-- Start of Recorded information --
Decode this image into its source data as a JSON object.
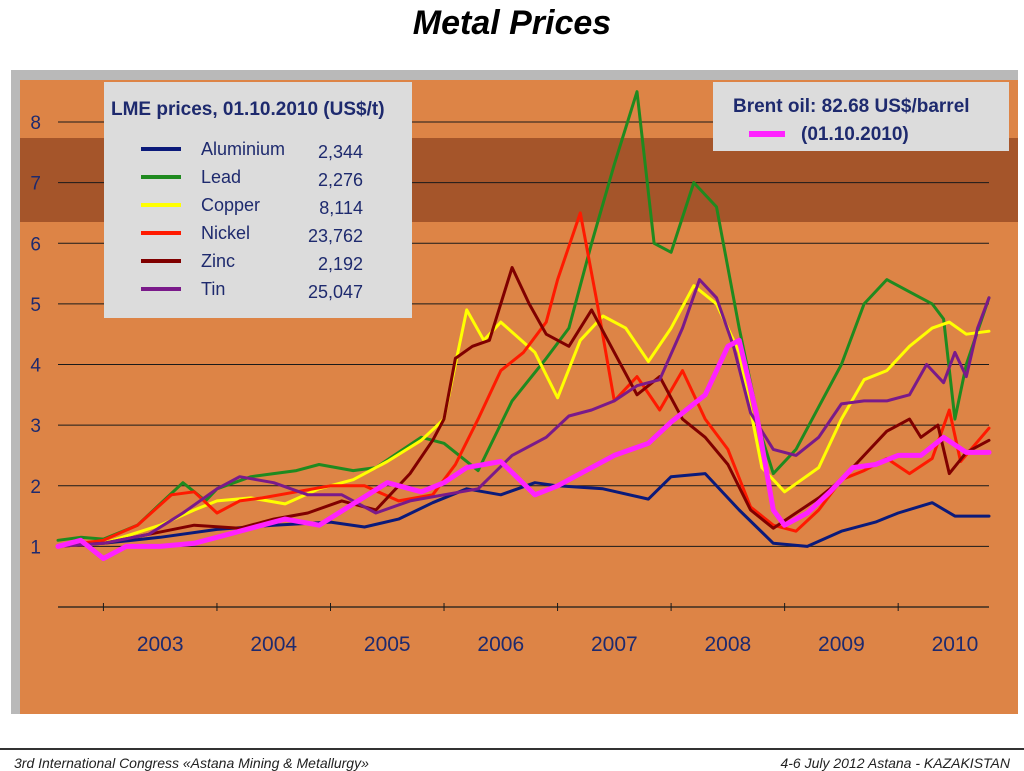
{
  "slide": {
    "title": "Metal Prices"
  },
  "footer": {
    "left": "3rd International Congress «Astana Mining & Metallurgy»",
    "right": "4-6 July 2012     Astana - KAZAKISTAN"
  },
  "colors": {
    "background": "#dd8446",
    "band": "#a5552a",
    "grid": "#1a1a1a",
    "legend_box": "#dcdcdc",
    "axis_text": "#1e2a6e"
  },
  "legend_metals": {
    "title": "LME prices, 01.10.2010 (US$/t)",
    "items": [
      {
        "name": "Aluminium",
        "value": "2,344",
        "color": "#0b1a7a"
      },
      {
        "name": "Lead",
        "value": "2,276",
        "color": "#1f8a1f"
      },
      {
        "name": "Copper",
        "value": "8,114",
        "color": "#ffff00"
      },
      {
        "name": "Nickel",
        "value": "23,762",
        "color": "#ff1a00"
      },
      {
        "name": "Zinc",
        "value": "2,192",
        "color": "#800000"
      },
      {
        "name": "Tin",
        "value": "25,047",
        "color": "#7a1a8a"
      }
    ]
  },
  "legend_oil": {
    "line1": "Brent oil: 82.68 US$/barrel",
    "line2": "(01.10.2010)",
    "color": "#ff22ff"
  },
  "chart_data": {
    "type": "line",
    "title": "Metal Prices",
    "x_tick_labels": [
      "2003",
      "2004",
      "2005",
      "2006",
      "2007",
      "2008",
      "2009",
      "2010"
    ],
    "y_tick_labels": [
      "1",
      "2",
      "3",
      "4",
      "5",
      "6",
      "7",
      "8"
    ],
    "xlim": [
      2002.6,
      2010.8
    ],
    "ylim": [
      0,
      8
    ],
    "grid": true,
    "series": [
      {
        "name": "Aluminium",
        "color": "#0b1a7a",
        "points": [
          [
            2002.6,
            1
          ],
          [
            2003.0,
            1.05
          ],
          [
            2003.5,
            1.15
          ],
          [
            2004.0,
            1.28
          ],
          [
            2004.5,
            1.35
          ],
          [
            2005.0,
            1.4
          ],
          [
            2005.3,
            1.32
          ],
          [
            2005.6,
            1.45
          ],
          [
            2005.9,
            1.72
          ],
          [
            2006.2,
            1.95
          ],
          [
            2006.5,
            1.85
          ],
          [
            2006.8,
            2.05
          ],
          [
            2007.0,
            2.0
          ],
          [
            2007.4,
            1.95
          ],
          [
            2007.8,
            1.78
          ],
          [
            2008.0,
            2.15
          ],
          [
            2008.3,
            2.2
          ],
          [
            2008.6,
            1.6
          ],
          [
            2008.9,
            1.05
          ],
          [
            2009.2,
            1.0
          ],
          [
            2009.5,
            1.25
          ],
          [
            2009.8,
            1.4
          ],
          [
            2010.0,
            1.55
          ],
          [
            2010.3,
            1.72
          ],
          [
            2010.5,
            1.5
          ],
          [
            2010.8,
            1.5
          ]
        ]
      },
      {
        "name": "Lead",
        "color": "#1f8a1f",
        "points": [
          [
            2002.6,
            1.1
          ],
          [
            2002.8,
            1.15
          ],
          [
            2003.0,
            1.12
          ],
          [
            2003.3,
            1.35
          ],
          [
            2003.5,
            1.7
          ],
          [
            2003.7,
            2.05
          ],
          [
            2003.9,
            1.75
          ],
          [
            2004.0,
            1.95
          ],
          [
            2004.3,
            2.15
          ],
          [
            2004.5,
            2.2
          ],
          [
            2004.7,
            2.25
          ],
          [
            2004.9,
            2.35
          ],
          [
            2005.2,
            2.25
          ],
          [
            2005.4,
            2.3
          ],
          [
            2005.6,
            2.55
          ],
          [
            2005.8,
            2.8
          ],
          [
            2006.0,
            2.7
          ],
          [
            2006.3,
            2.25
          ],
          [
            2006.6,
            3.4
          ],
          [
            2006.9,
            4.1
          ],
          [
            2007.1,
            4.6
          ],
          [
            2007.3,
            6.0
          ],
          [
            2007.5,
            7.3
          ],
          [
            2007.7,
            8.5
          ],
          [
            2007.85,
            6.0
          ],
          [
            2008.0,
            5.85
          ],
          [
            2008.2,
            7.0
          ],
          [
            2008.4,
            6.6
          ],
          [
            2008.6,
            4.6
          ],
          [
            2008.8,
            2.8
          ],
          [
            2008.9,
            2.2
          ],
          [
            2009.1,
            2.6
          ],
          [
            2009.3,
            3.3
          ],
          [
            2009.5,
            4.0
          ],
          [
            2009.7,
            5.0
          ],
          [
            2009.9,
            5.4
          ],
          [
            2010.1,
            5.2
          ],
          [
            2010.3,
            5.0
          ],
          [
            2010.4,
            4.75
          ],
          [
            2010.5,
            3.1
          ],
          [
            2010.6,
            4.0
          ],
          [
            2010.8,
            5.1
          ]
        ]
      },
      {
        "name": "Copper",
        "color": "#ffff00",
        "points": [
          [
            2002.6,
            1.0
          ],
          [
            2003.0,
            1.05
          ],
          [
            2003.5,
            1.35
          ],
          [
            2003.8,
            1.6
          ],
          [
            2004.0,
            1.75
          ],
          [
            2004.3,
            1.8
          ],
          [
            2004.6,
            1.7
          ],
          [
            2004.9,
            1.95
          ],
          [
            2005.2,
            2.1
          ],
          [
            2005.5,
            2.4
          ],
          [
            2005.8,
            2.75
          ],
          [
            2006.0,
            3.1
          ],
          [
            2006.2,
            4.9
          ],
          [
            2006.35,
            4.4
          ],
          [
            2006.5,
            4.7
          ],
          [
            2006.8,
            4.2
          ],
          [
            2007.0,
            3.45
          ],
          [
            2007.2,
            4.4
          ],
          [
            2007.4,
            4.8
          ],
          [
            2007.6,
            4.6
          ],
          [
            2007.8,
            4.05
          ],
          [
            2008.0,
            4.6
          ],
          [
            2008.2,
            5.3
          ],
          [
            2008.4,
            5.0
          ],
          [
            2008.6,
            4.2
          ],
          [
            2008.8,
            2.3
          ],
          [
            2009.0,
            1.9
          ],
          [
            2009.3,
            2.3
          ],
          [
            2009.5,
            3.1
          ],
          [
            2009.7,
            3.75
          ],
          [
            2009.9,
            3.9
          ],
          [
            2010.1,
            4.3
          ],
          [
            2010.3,
            4.6
          ],
          [
            2010.45,
            4.7
          ],
          [
            2010.6,
            4.5
          ],
          [
            2010.8,
            4.55
          ]
        ]
      },
      {
        "name": "Nickel",
        "color": "#ff1a00",
        "points": [
          [
            2002.6,
            1.0
          ],
          [
            2003.0,
            1.1
          ],
          [
            2003.3,
            1.35
          ],
          [
            2003.6,
            1.85
          ],
          [
            2003.8,
            1.9
          ],
          [
            2004.0,
            1.55
          ],
          [
            2004.2,
            1.75
          ],
          [
            2004.4,
            1.8
          ],
          [
            2004.7,
            1.9
          ],
          [
            2005.0,
            2.0
          ],
          [
            2005.3,
            2.0
          ],
          [
            2005.6,
            1.75
          ],
          [
            2005.9,
            1.85
          ],
          [
            2006.1,
            2.35
          ],
          [
            2006.3,
            3.1
          ],
          [
            2006.5,
            3.9
          ],
          [
            2006.7,
            4.2
          ],
          [
            2006.9,
            4.7
          ],
          [
            2007.0,
            5.4
          ],
          [
            2007.2,
            6.5
          ],
          [
            2007.35,
            5.0
          ],
          [
            2007.5,
            3.4
          ],
          [
            2007.7,
            3.8
          ],
          [
            2007.9,
            3.25
          ],
          [
            2008.1,
            3.9
          ],
          [
            2008.3,
            3.1
          ],
          [
            2008.5,
            2.6
          ],
          [
            2008.7,
            1.65
          ],
          [
            2008.9,
            1.35
          ],
          [
            2009.1,
            1.25
          ],
          [
            2009.3,
            1.6
          ],
          [
            2009.5,
            2.1
          ],
          [
            2009.7,
            2.25
          ],
          [
            2009.9,
            2.45
          ],
          [
            2010.1,
            2.2
          ],
          [
            2010.3,
            2.45
          ],
          [
            2010.45,
            3.25
          ],
          [
            2010.55,
            2.4
          ],
          [
            2010.8,
            2.95
          ]
        ]
      },
      {
        "name": "Zinc",
        "color": "#800000",
        "points": [
          [
            2002.6,
            1.0
          ],
          [
            2003.0,
            1.05
          ],
          [
            2003.4,
            1.2
          ],
          [
            2003.8,
            1.35
          ],
          [
            2004.2,
            1.3
          ],
          [
            2004.5,
            1.45
          ],
          [
            2004.8,
            1.55
          ],
          [
            2005.1,
            1.75
          ],
          [
            2005.4,
            1.6
          ],
          [
            2005.7,
            2.2
          ],
          [
            2005.9,
            2.75
          ],
          [
            2006.0,
            3.1
          ],
          [
            2006.1,
            4.1
          ],
          [
            2006.25,
            4.3
          ],
          [
            2006.4,
            4.4
          ],
          [
            2006.6,
            5.6
          ],
          [
            2006.75,
            5.0
          ],
          [
            2006.9,
            4.5
          ],
          [
            2007.1,
            4.3
          ],
          [
            2007.3,
            4.9
          ],
          [
            2007.5,
            4.2
          ],
          [
            2007.7,
            3.5
          ],
          [
            2007.9,
            3.8
          ],
          [
            2008.1,
            3.1
          ],
          [
            2008.3,
            2.8
          ],
          [
            2008.5,
            2.35
          ],
          [
            2008.7,
            1.6
          ],
          [
            2008.9,
            1.3
          ],
          [
            2009.1,
            1.55
          ],
          [
            2009.3,
            1.8
          ],
          [
            2009.5,
            2.1
          ],
          [
            2009.7,
            2.5
          ],
          [
            2009.9,
            2.9
          ],
          [
            2010.1,
            3.1
          ],
          [
            2010.2,
            2.8
          ],
          [
            2010.35,
            3.0
          ],
          [
            2010.45,
            2.2
          ],
          [
            2010.6,
            2.55
          ],
          [
            2010.8,
            2.75
          ]
        ]
      },
      {
        "name": "Tin",
        "color": "#7a1a8a",
        "points": [
          [
            2002.6,
            1.0
          ],
          [
            2003.0,
            1.05
          ],
          [
            2003.4,
            1.2
          ],
          [
            2003.7,
            1.55
          ],
          [
            2004.0,
            1.95
          ],
          [
            2004.2,
            2.15
          ],
          [
            2004.5,
            2.05
          ],
          [
            2004.8,
            1.85
          ],
          [
            2005.1,
            1.85
          ],
          [
            2005.4,
            1.55
          ],
          [
            2005.7,
            1.75
          ],
          [
            2006.0,
            1.85
          ],
          [
            2006.3,
            1.95
          ],
          [
            2006.6,
            2.5
          ],
          [
            2006.9,
            2.8
          ],
          [
            2007.1,
            3.15
          ],
          [
            2007.3,
            3.25
          ],
          [
            2007.5,
            3.4
          ],
          [
            2007.7,
            3.65
          ],
          [
            2007.9,
            3.75
          ],
          [
            2008.1,
            4.6
          ],
          [
            2008.25,
            5.4
          ],
          [
            2008.4,
            5.1
          ],
          [
            2008.55,
            4.3
          ],
          [
            2008.7,
            3.2
          ],
          [
            2008.9,
            2.6
          ],
          [
            2009.1,
            2.5
          ],
          [
            2009.3,
            2.8
          ],
          [
            2009.5,
            3.35
          ],
          [
            2009.7,
            3.4
          ],
          [
            2009.9,
            3.4
          ],
          [
            2010.1,
            3.5
          ],
          [
            2010.25,
            4.0
          ],
          [
            2010.4,
            3.7
          ],
          [
            2010.5,
            4.2
          ],
          [
            2010.6,
            3.8
          ],
          [
            2010.7,
            4.6
          ],
          [
            2010.8,
            5.1
          ]
        ]
      },
      {
        "name": "Brent oil",
        "color": "#ff22ff",
        "points": [
          [
            2002.6,
            1.0
          ],
          [
            2002.8,
            1.1
          ],
          [
            2003.0,
            0.8
          ],
          [
            2003.2,
            1.0
          ],
          [
            2003.5,
            1.0
          ],
          [
            2003.8,
            1.05
          ],
          [
            2004.0,
            1.15
          ],
          [
            2004.3,
            1.3
          ],
          [
            2004.6,
            1.45
          ],
          [
            2004.9,
            1.35
          ],
          [
            2005.2,
            1.7
          ],
          [
            2005.5,
            2.05
          ],
          [
            2005.8,
            1.9
          ],
          [
            2006.0,
            2.05
          ],
          [
            2006.2,
            2.3
          ],
          [
            2006.5,
            2.4
          ],
          [
            2006.8,
            1.85
          ],
          [
            2007.0,
            2.0
          ],
          [
            2007.3,
            2.3
          ],
          [
            2007.5,
            2.5
          ],
          [
            2007.8,
            2.7
          ],
          [
            2008.0,
            3.05
          ],
          [
            2008.3,
            3.5
          ],
          [
            2008.5,
            4.3
          ],
          [
            2008.6,
            4.4
          ],
          [
            2008.75,
            3.2
          ],
          [
            2008.9,
            1.6
          ],
          [
            2009.0,
            1.35
          ],
          [
            2009.2,
            1.55
          ],
          [
            2009.4,
            1.9
          ],
          [
            2009.6,
            2.3
          ],
          [
            2009.8,
            2.35
          ],
          [
            2010.0,
            2.5
          ],
          [
            2010.2,
            2.5
          ],
          [
            2010.4,
            2.8
          ],
          [
            2010.6,
            2.55
          ],
          [
            2010.8,
            2.55
          ]
        ]
      }
    ]
  }
}
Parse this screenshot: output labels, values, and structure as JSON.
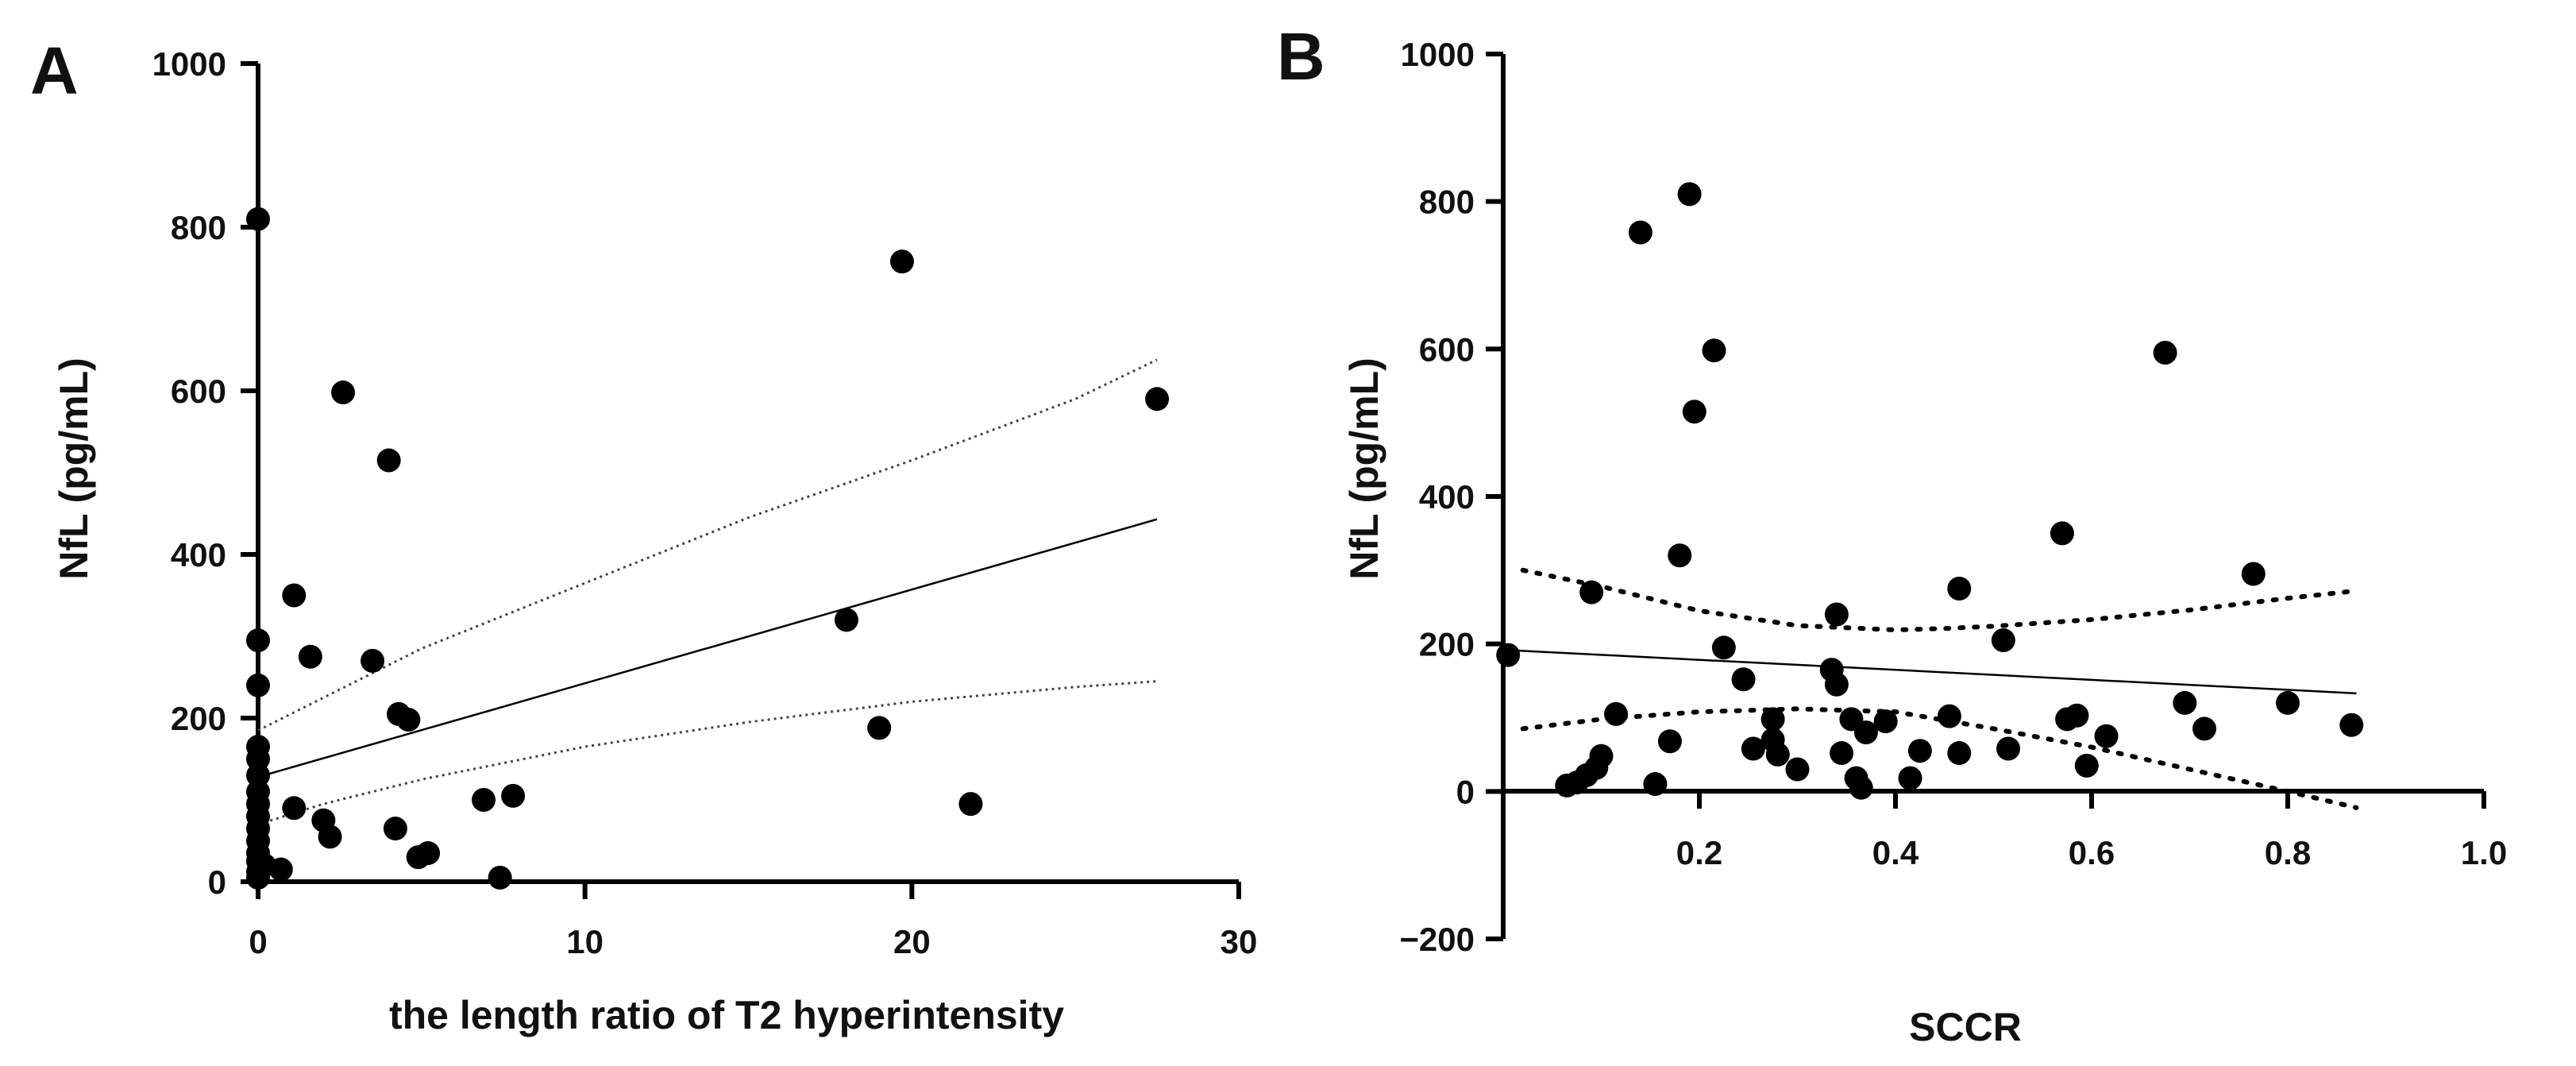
-- End of Recorded information --
• [Work instructions] Look through the data above. Each line containing the word "this" needs to be copied.

• [Right answer]
Decode this image into its source data as a JSON object.
Parse this screenshot: output labels, values, and structure as JSON.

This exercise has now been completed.